◆ STATED PROBLEM
From the listing below, select every line where the word "JSON" appears.

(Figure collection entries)
****************************************

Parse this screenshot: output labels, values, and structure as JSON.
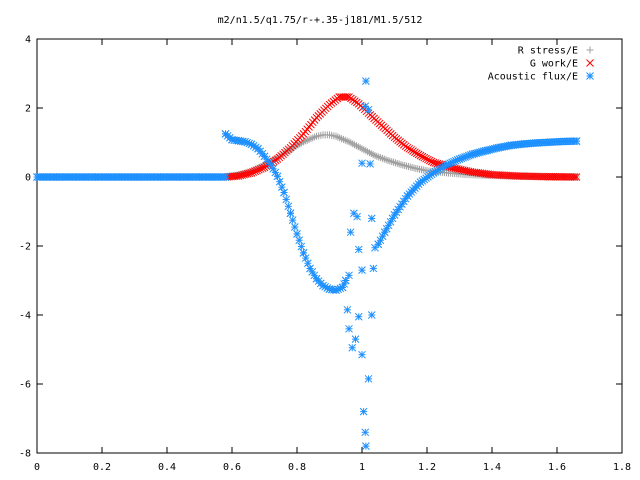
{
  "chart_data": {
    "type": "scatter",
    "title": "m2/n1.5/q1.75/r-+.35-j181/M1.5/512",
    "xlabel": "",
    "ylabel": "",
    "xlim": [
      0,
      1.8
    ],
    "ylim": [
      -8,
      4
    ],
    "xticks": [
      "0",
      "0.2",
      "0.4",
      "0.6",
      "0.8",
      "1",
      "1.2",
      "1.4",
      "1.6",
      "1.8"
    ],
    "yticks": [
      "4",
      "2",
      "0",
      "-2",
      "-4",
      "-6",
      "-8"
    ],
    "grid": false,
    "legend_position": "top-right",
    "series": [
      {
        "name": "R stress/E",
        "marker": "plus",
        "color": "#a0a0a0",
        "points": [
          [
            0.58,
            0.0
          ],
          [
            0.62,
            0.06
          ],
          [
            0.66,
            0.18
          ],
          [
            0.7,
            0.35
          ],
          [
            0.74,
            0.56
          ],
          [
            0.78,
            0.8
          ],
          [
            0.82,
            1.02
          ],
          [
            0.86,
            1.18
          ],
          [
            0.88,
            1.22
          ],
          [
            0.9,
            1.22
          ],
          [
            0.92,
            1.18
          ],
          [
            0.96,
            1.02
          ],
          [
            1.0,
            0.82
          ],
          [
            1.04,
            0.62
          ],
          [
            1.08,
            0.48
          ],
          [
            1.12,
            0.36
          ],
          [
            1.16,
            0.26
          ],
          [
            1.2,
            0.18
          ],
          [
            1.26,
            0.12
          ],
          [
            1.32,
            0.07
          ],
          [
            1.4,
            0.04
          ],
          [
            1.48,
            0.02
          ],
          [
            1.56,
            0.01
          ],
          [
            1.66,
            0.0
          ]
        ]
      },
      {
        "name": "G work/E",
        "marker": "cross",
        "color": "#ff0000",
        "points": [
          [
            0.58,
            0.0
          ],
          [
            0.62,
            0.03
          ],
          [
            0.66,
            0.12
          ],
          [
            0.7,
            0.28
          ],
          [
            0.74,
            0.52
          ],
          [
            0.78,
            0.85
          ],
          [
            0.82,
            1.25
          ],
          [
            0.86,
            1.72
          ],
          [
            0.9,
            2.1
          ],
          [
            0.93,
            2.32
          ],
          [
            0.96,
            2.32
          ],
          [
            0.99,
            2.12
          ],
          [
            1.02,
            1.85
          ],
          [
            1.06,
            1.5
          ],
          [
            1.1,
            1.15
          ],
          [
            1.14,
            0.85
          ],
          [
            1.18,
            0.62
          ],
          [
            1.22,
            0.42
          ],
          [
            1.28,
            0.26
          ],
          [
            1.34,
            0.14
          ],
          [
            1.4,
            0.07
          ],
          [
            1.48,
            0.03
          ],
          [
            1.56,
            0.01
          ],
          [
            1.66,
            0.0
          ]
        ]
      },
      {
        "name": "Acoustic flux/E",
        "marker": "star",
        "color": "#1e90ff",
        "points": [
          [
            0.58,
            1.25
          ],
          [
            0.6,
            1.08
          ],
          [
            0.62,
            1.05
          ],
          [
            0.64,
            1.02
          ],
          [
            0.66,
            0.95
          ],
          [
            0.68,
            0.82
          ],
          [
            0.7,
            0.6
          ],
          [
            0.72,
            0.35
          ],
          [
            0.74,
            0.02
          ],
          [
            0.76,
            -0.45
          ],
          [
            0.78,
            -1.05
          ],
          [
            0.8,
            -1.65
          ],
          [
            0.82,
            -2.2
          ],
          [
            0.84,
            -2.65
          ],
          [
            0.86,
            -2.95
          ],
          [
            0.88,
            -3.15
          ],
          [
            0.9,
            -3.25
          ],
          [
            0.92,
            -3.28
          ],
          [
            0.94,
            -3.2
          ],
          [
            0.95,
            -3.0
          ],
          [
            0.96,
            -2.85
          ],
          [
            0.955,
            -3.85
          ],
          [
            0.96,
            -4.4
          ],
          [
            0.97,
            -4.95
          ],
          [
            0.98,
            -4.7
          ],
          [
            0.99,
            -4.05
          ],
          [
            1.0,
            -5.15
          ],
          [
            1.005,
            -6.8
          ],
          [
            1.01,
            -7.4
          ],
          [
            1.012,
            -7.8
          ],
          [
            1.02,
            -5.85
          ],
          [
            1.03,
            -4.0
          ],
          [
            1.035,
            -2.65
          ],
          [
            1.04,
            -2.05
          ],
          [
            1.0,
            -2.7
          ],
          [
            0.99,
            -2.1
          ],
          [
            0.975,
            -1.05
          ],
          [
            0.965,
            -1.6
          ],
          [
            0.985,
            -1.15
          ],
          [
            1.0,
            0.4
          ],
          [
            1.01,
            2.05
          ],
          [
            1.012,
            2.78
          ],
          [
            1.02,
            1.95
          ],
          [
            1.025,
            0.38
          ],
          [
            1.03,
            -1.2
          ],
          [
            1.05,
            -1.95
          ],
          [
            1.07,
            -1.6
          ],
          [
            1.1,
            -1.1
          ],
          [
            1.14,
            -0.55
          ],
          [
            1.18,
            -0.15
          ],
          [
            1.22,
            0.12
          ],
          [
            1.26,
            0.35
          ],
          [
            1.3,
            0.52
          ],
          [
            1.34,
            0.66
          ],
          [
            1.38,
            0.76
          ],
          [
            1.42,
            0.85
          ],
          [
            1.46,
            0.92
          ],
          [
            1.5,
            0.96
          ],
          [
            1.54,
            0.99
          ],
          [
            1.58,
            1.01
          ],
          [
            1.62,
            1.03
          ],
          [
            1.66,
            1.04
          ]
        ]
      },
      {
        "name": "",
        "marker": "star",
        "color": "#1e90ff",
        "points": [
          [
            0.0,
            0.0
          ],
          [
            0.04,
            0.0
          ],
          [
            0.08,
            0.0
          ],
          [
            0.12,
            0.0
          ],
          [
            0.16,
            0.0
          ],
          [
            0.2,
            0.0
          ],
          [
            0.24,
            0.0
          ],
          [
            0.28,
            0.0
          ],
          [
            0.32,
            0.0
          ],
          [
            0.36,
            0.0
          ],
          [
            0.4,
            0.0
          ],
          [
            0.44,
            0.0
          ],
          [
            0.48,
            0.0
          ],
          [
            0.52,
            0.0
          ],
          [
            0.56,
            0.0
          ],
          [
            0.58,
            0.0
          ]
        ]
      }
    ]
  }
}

****************************************

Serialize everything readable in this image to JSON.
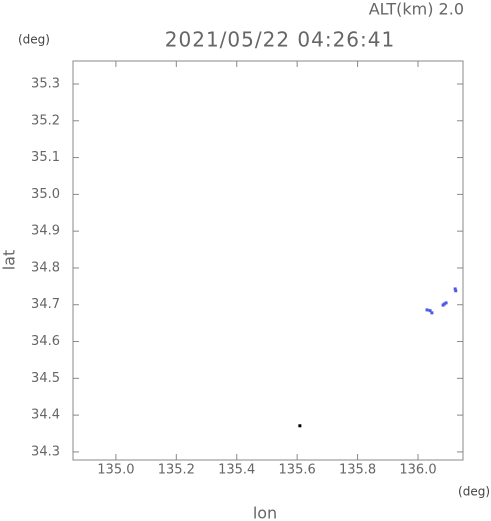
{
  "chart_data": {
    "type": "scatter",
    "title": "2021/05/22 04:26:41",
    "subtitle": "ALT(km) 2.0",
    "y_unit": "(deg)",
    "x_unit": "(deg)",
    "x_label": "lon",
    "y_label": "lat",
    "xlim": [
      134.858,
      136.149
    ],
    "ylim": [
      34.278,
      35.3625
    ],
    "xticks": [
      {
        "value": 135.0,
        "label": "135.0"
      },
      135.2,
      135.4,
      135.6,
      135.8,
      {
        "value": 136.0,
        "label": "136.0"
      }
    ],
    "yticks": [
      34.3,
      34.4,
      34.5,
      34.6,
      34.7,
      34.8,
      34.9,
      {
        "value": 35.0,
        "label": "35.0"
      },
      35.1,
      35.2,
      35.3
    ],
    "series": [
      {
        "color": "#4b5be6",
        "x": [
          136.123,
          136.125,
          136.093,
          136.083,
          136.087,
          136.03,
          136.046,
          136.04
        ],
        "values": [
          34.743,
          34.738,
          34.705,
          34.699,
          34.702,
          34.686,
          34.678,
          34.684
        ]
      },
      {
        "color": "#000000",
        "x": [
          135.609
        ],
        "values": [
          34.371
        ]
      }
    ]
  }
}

****************************************

◆ WRITTEN ANSWER
Parse this screenshot: output labels, values, and structure as JSON.
Serialize everything readable in this image to JSON.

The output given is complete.